(Stored entries)

┄┄┄┄┄┄┄┄┄┄┄┄┄┄┄┄┄┄┄┄

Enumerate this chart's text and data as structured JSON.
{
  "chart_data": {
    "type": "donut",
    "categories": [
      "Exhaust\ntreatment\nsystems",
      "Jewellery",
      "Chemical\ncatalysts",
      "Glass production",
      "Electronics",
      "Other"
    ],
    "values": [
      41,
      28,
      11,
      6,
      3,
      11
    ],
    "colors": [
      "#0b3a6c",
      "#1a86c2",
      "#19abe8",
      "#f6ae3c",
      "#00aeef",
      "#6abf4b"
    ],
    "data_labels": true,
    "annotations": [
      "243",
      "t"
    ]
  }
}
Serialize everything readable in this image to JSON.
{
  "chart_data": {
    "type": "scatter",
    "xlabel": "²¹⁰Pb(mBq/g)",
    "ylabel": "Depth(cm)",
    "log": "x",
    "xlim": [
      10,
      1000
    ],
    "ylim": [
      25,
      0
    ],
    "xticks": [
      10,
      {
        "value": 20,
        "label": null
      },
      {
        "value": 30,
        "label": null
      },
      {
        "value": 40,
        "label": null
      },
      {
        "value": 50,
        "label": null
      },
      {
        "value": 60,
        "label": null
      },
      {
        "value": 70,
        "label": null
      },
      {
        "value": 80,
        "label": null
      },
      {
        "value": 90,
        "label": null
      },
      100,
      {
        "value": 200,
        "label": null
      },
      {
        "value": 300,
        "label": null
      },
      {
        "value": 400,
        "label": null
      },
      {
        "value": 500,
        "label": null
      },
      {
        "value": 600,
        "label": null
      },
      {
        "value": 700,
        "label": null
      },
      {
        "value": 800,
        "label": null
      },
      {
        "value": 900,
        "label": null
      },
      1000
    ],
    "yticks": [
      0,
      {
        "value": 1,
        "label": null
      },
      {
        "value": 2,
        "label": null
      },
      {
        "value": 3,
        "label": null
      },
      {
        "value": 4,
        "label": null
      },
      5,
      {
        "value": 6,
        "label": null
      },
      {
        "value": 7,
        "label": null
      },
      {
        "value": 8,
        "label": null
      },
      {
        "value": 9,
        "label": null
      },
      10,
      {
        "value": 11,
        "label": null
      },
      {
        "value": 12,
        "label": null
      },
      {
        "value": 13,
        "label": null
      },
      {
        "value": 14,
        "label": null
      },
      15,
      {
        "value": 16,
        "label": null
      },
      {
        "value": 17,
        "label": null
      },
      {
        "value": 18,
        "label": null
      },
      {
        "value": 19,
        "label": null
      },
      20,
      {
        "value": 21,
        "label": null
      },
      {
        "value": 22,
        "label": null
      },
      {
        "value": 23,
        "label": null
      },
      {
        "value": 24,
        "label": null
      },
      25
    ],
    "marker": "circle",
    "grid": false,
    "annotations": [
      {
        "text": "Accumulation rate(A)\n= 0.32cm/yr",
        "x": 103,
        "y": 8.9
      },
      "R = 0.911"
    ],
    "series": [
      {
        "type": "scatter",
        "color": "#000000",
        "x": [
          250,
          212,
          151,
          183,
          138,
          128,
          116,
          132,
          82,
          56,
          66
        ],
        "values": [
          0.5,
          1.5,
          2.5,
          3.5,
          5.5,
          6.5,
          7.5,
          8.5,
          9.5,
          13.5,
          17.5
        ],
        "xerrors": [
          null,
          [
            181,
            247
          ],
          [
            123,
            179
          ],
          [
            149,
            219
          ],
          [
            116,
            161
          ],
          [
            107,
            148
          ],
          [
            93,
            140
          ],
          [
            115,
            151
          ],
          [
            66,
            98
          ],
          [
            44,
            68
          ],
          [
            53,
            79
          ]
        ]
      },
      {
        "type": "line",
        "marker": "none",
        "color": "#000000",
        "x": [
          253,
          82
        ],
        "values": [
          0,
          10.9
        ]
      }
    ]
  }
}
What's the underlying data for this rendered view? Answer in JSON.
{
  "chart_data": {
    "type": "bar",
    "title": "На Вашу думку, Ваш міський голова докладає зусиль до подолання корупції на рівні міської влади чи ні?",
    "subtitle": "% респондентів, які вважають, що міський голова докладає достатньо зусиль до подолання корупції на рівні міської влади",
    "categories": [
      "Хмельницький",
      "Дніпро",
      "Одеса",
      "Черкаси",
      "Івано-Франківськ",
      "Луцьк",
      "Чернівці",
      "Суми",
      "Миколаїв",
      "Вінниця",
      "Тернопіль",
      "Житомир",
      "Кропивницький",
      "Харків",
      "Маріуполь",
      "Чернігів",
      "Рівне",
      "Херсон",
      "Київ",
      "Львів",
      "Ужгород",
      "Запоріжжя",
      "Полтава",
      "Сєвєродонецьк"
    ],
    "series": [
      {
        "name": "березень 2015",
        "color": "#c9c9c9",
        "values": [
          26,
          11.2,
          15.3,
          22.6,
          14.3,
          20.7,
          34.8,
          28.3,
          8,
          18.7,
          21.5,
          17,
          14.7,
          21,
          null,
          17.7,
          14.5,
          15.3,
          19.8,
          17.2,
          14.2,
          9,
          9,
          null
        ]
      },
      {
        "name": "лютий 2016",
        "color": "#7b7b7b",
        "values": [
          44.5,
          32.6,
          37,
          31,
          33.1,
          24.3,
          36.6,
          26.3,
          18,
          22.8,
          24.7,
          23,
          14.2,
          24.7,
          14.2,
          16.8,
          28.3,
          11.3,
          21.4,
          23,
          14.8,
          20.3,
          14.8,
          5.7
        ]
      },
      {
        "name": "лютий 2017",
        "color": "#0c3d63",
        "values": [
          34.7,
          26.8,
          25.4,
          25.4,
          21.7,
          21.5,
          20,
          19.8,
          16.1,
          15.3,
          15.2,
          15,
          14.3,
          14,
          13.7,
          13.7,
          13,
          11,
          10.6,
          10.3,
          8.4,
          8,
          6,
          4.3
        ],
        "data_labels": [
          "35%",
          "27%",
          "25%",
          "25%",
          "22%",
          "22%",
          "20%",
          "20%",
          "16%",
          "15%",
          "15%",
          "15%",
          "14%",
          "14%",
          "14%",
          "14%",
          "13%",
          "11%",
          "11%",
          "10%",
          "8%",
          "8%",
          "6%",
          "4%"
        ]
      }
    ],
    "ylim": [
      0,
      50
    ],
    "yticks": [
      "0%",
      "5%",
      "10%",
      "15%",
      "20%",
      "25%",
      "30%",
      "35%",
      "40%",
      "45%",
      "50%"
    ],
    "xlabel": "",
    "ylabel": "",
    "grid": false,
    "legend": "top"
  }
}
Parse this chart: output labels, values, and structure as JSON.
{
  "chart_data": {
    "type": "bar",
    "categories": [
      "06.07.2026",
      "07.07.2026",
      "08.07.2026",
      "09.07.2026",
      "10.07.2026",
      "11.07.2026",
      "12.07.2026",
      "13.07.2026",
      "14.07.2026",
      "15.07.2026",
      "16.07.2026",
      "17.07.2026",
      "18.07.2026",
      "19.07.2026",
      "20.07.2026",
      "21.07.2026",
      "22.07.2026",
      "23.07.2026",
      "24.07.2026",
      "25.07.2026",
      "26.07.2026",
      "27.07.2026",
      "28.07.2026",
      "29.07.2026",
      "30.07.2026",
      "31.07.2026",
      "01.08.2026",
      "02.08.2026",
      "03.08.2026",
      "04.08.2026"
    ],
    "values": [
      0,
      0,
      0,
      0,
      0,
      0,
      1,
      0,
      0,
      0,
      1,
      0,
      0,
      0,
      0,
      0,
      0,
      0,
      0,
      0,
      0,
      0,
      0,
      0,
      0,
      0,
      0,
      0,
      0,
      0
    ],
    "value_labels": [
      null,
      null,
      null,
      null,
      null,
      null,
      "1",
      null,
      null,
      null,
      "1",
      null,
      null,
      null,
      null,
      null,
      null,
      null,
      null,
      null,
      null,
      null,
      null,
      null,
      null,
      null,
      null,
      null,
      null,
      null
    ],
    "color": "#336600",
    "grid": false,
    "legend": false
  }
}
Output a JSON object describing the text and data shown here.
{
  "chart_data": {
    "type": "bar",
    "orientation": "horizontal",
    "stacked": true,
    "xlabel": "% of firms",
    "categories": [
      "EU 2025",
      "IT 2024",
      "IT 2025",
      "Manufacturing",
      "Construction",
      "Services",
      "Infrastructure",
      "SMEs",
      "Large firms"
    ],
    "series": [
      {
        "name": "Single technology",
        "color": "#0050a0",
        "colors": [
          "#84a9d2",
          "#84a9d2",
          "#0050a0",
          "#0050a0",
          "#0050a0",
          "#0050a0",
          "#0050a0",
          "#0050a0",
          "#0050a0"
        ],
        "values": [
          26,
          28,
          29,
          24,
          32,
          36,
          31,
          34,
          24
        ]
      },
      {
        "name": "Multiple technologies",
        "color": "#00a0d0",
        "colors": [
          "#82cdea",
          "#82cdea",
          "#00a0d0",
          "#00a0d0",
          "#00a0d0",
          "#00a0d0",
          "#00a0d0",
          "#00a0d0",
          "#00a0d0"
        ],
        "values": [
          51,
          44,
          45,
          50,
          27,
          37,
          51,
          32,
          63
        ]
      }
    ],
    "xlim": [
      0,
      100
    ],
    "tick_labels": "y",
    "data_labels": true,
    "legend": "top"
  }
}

┄┄┄┄┄┄┄┄┄┄┄┄┄┄┄┄┄┄┄┄

Set problem: Determine how many lines of the listing above hold the word "голова". Report that number without anything else.

Output: 2